Records for the task:
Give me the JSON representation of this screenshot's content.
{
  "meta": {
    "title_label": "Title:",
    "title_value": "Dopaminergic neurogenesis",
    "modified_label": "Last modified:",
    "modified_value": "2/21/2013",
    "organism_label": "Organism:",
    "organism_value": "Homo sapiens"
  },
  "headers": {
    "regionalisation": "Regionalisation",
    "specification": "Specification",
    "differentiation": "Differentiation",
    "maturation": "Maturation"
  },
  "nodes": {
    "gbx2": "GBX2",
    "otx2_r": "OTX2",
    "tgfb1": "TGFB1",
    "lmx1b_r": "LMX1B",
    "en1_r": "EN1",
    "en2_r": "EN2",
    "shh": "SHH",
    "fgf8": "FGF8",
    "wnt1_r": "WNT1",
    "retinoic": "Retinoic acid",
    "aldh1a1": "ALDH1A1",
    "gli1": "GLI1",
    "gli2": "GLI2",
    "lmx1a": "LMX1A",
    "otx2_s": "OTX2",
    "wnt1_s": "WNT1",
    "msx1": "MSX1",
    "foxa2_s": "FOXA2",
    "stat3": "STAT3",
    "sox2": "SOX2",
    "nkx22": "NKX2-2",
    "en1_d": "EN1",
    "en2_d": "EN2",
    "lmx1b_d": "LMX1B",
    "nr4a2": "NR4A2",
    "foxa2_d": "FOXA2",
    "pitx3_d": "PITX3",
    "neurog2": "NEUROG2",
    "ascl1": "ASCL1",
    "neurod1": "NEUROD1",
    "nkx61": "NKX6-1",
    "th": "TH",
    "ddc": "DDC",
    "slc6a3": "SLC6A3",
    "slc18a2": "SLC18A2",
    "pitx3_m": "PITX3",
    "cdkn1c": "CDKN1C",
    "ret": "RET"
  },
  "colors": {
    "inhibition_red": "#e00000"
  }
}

Exercise description:
Exact copies of every record are required, so retype them in full.

Solution to this exercise:
Give me the JSON representation of this screenshot's content.
{
  "meta": {
    "title_label": "Title:",
    "title_value": "Dopaminergic neurogenesis",
    "modified_label": "Last modified:",
    "modified_value": "2/21/2013",
    "organism_label": "Organism:",
    "organism_value": "Homo sapiens"
  },
  "headers": {
    "regionalisation": "Regionalisation",
    "specification": "Specification",
    "differentiation": "Differentiation",
    "maturation": "Maturation"
  },
  "nodes": {
    "gbx2": "GBX2",
    "otx2_r": "OTX2",
    "tgfb1": "TGFB1",
    "lmx1b_r": "LMX1B",
    "en1_r": "EN1",
    "en2_r": "EN2",
    "shh": "SHH",
    "fgf8": "FGF8",
    "wnt1_r": "WNT1",
    "retinoic": "Retinoic acid",
    "aldh1a1": "ALDH1A1",
    "gli1": "GLI1",
    "gli2": "GLI2",
    "lmx1a": "LMX1A",
    "otx2_s": "OTX2",
    "wnt1_s": "WNT1",
    "msx1": "MSX1",
    "foxa2_s": "FOXA2",
    "stat3": "STAT3",
    "sox2": "SOX2",
    "nkx22": "NKX2-2",
    "en1_d": "EN1",
    "en2_d": "EN2",
    "lmx1b_d": "LMX1B",
    "nr4a2": "NR4A2",
    "foxa2_d": "FOXA2",
    "pitx3_d": "PITX3",
    "neurog2": "NEUROG2",
    "ascl1": "ASCL1",
    "neurod1": "NEUROD1",
    "nkx61": "NKX6-1",
    "th": "TH",
    "ddc": "DDC",
    "slc6a3": "SLC6A3",
    "slc18a2": "SLC18A2",
    "pitx3_m": "PITX3",
    "cdkn1c": "CDKN1C",
    "ret": "RET"
  },
  "colors": {
    "inhibition_red": "#e00000"
  }
}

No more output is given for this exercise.